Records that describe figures
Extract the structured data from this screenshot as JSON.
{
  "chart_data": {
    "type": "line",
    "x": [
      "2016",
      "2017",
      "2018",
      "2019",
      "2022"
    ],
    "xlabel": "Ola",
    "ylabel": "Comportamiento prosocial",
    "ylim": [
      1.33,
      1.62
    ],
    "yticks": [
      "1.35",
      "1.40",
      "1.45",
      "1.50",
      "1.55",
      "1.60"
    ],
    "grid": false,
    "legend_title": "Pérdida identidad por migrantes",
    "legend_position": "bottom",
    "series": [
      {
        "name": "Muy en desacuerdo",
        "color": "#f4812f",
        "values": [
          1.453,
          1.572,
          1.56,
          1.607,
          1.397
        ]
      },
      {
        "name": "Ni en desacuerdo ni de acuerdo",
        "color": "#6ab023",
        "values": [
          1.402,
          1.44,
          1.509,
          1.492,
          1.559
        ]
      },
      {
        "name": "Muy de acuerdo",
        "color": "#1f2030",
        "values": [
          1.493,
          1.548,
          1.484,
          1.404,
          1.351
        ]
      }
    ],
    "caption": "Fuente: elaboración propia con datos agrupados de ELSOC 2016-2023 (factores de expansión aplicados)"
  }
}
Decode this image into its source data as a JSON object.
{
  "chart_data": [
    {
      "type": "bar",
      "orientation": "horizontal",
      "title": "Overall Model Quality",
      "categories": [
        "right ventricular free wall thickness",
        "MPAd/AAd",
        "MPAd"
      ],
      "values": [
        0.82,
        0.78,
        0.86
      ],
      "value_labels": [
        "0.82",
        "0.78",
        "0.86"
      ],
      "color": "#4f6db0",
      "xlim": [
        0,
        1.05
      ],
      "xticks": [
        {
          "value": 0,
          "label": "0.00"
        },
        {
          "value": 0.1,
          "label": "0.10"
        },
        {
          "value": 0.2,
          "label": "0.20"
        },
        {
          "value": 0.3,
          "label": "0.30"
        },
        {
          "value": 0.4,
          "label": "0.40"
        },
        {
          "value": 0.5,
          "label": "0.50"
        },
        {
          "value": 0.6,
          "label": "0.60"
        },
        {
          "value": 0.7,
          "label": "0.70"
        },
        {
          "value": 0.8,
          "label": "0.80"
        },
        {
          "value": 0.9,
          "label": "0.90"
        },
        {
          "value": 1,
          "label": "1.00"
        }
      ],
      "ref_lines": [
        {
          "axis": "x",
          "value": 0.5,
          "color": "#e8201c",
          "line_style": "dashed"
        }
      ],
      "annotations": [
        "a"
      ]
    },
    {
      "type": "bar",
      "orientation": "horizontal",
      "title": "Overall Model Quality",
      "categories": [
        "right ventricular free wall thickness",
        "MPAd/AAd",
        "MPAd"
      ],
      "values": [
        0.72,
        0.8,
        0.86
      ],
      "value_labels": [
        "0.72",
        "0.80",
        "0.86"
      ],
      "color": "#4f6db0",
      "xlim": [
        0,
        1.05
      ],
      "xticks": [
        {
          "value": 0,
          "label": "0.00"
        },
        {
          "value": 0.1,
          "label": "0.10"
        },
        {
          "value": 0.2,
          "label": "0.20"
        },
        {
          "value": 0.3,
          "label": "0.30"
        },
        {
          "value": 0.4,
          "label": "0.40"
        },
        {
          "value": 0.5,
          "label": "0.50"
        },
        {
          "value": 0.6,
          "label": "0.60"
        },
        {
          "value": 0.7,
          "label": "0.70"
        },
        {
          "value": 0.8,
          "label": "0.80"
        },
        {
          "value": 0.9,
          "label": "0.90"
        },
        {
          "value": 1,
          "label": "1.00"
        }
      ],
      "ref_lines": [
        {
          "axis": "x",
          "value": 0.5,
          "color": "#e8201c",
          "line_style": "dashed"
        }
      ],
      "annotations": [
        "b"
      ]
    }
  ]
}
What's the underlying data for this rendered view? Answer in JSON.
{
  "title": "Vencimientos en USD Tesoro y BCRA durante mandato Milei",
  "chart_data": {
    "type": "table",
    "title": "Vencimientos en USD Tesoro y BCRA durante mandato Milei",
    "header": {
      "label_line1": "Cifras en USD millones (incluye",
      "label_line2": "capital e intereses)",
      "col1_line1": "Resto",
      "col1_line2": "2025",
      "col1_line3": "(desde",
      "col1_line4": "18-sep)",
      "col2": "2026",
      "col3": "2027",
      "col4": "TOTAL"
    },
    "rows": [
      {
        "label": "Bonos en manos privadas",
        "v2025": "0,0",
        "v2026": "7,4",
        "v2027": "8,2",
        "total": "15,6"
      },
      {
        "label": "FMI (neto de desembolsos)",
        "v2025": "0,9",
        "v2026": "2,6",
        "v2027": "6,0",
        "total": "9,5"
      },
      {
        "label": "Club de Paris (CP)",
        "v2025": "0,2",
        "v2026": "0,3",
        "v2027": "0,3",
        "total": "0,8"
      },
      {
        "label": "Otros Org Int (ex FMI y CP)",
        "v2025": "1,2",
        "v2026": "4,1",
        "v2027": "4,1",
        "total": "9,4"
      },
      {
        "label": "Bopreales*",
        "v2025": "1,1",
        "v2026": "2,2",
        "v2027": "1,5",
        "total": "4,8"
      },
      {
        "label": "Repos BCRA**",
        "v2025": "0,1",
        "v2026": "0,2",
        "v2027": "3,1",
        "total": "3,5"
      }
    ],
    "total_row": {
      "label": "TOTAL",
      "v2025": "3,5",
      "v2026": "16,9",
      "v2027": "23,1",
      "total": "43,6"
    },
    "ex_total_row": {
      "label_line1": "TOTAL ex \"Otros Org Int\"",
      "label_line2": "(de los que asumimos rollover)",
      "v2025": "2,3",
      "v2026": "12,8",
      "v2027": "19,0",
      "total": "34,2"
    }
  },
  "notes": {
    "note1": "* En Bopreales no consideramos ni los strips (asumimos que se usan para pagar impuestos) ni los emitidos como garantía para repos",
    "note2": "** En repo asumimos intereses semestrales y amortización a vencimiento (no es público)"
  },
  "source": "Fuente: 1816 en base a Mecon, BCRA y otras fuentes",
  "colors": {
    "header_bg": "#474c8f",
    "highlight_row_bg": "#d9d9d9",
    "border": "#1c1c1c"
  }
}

--- WHAT TO WORK ON ---
The whole listing above needs to be written out again exactly.

--- WRITTEN ANSWER ---
Extract the structured data from this screenshot as JSON.
{
  "chart_data": {
    "type": "line",
    "x": [
      "2016",
      "2017",
      "2018",
      "2019",
      "2022"
    ],
    "xlabel": "Ola",
    "ylabel": "Comportamiento prosocial",
    "ylim": [
      1.33,
      1.62
    ],
    "yticks": [
      "1.35",
      "1.40",
      "1.45",
      "1.50",
      "1.55",
      "1.60"
    ],
    "grid": false,
    "legend_title": "Pérdida identidad por migrantes",
    "legend_position": "bottom",
    "series": [
      {
        "name": "Muy en desacuerdo",
        "color": "#f4812f",
        "values": [
          1.453,
          1.572,
          1.56,
          1.607,
          1.397
        ]
      },
      {
        "name": "Ni en desacuerdo ni de acuerdo",
        "color": "#6ab023",
        "values": [
          1.402,
          1.44,
          1.509,
          1.492,
          1.559
        ]
      },
      {
        "name": "Muy de acuerdo",
        "color": "#1f2030",
        "values": [
          1.493,
          1.548,
          1.484,
          1.404,
          1.351
        ]
      }
    ],
    "caption": "Fuente: elaboración propia con datos agrupados de ELSOC 2016-2023 (factores de expansión aplicados)"
  }
}
Decode this image into its source data as a JSON object.
{
  "chart_data": [
    {
      "type": "bar",
      "orientation": "horizontal",
      "title": "Overall Model Quality",
      "categories": [
        "right ventricular free wall thickness",
        "MPAd/AAd",
        "MPAd"
      ],
      "values": [
        0.82,
        0.78,
        0.86
      ],
      "value_labels": [
        "0.82",
        "0.78",
        "0.86"
      ],
      "color": "#4f6db0",
      "xlim": [
        0,
        1.05
      ],
      "xticks": [
        {
          "value": 0,
          "label": "0.00"
        },
        {
          "value": 0.1,
          "label": "0.10"
        },
        {
          "value": 0.2,
          "label": "0.20"
        },
        {
          "value": 0.3,
          "label": "0.30"
        },
        {
          "value": 0.4,
          "label": "0.40"
        },
        {
          "value": 0.5,
          "label": "0.50"
        },
        {
          "value": 0.6,
          "label": "0.60"
        },
        {
          "value": 0.7,
          "label": "0.70"
        },
        {
          "value": 0.8,
          "label": "0.80"
        },
        {
          "value": 0.9,
          "label": "0.90"
        },
        {
          "value": 1,
          "label": "1.00"
        }
      ],
      "ref_lines": [
        {
          "axis": "x",
          "value": 0.5,
          "color": "#e8201c",
          "line_style": "dashed"
        }
      ],
      "annotations": [
        "a"
      ]
    },
    {
      "type": "bar",
      "orientation": "horizontal",
      "title": "Overall Model Quality",
      "categories": [
        "right ventricular free wall thickness",
        "MPAd/AAd",
        "MPAd"
      ],
      "values": [
        0.72,
        0.8,
        0.86
      ],
      "value_labels": [
        "0.72",
        "0.80",
        "0.86"
      ],
      "color": "#4f6db0",
      "xlim": [
        0,
        1.05
      ],
      "xticks": [
        {
          "value": 0,
          "label": "0.00"
        },
        {
          "value": 0.1,
          "label": "0.10"
        },
        {
          "value": 0.2,
          "label": "0.20"
        },
        {
          "value": 0.3,
          "label": "0.30"
        },
        {
          "value": 0.4,
          "label": "0.40"
        },
        {
          "value": 0.5,
          "label": "0.50"
        },
        {
          "value": 0.6,
          "label": "0.60"
        },
        {
          "value": 0.7,
          "label": "0.70"
        },
        {
          "value": 0.8,
          "label": "0.80"
        },
        {
          "value": 0.9,
          "label": "0.90"
        },
        {
          "value": 1,
          "label": "1.00"
        }
      ],
      "ref_lines": [
        {
          "axis": "x",
          "value": 0.5,
          "color": "#e8201c",
          "line_style": "dashed"
        }
      ],
      "annotations": [
        "b"
      ]
    }
  ]
}
What's the underlying data for this rendered view? Answer in JSON.
{
  "title": "Vencimientos en USD Tesoro y BCRA durante mandato Milei",
  "chart_data": {
    "type": "table",
    "title": "Vencimientos en USD Tesoro y BCRA durante mandato Milei",
    "header": {
      "label_line1": "Cifras en USD millones (incluye",
      "label_line2": "capital e intereses)",
      "col1_line1": "Resto",
      "col1_line2": "2025",
      "col1_line3": "(desde",
      "col1_line4": "18-sep)",
      "col2": "2026",
      "col3": "2027",
      "col4": "TOTAL"
    },
    "rows": [
      {
        "label": "Bonos en manos privadas",
        "v2025": "0,0",
        "v2026": "7,4",
        "v2027": "8,2",
        "total": "15,6"
      },
      {
        "label": "FMI (neto de desembolsos)",
        "v2025": "0,9",
        "v2026": "2,6",
        "v2027": "6,0",
        "total": "9,5"
      },
      {
        "label": "Club de Paris (CP)",
        "v2025": "0,2",
        "v2026": "0,3",
        "v2027": "0,3",
        "total": "0,8"
      },
      {
        "label": "Otros Org Int (ex FMI y CP)",
        "v2025": "1,2",
        "v2026": "4,1",
        "v2027": "4,1",
        "total": "9,4"
      },
      {
        "label": "Bopreales*",
        "v2025": "1,1",
        "v2026": "2,2",
        "v2027": "1,5",
        "total": "4,8"
      },
      {
        "label": "Repos BCRA**",
        "v2025": "0,1",
        "v2026": "0,2",
        "v2027": "3,1",
        "total": "3,5"
      }
    ],
    "total_row": {
      "label": "TOTAL",
      "v2025": "3,5",
      "v2026": "16,9",
      "v2027": "23,1",
      "total": "43,6"
    },
    "ex_total_row": {
      "label_line1": "TOTAL ex \"Otros Org Int\"",
      "label_line2": "(de los que asumimos rollover)",
      "v2025": "2,3",
      "v2026": "12,8",
      "v2027": "19,0",
      "total": "34,2"
    }
  },
  "notes": {
    "note1": "* En Bopreales no consideramos ni los strips (asumimos que se usan para pagar impuestos) ni los emitidos como garantía para repos",
    "note2": "** En repo asumimos intereses semestrales y amortización a vencimiento (no es público)"
  },
  "source": "Fuente: 1816 en base a Mecon, BCRA y otras fuentes",
  "colors": {
    "header_bg": "#474c8f",
    "highlight_row_bg": "#d9d9d9",
    "border": "#1c1c1c"
  }
}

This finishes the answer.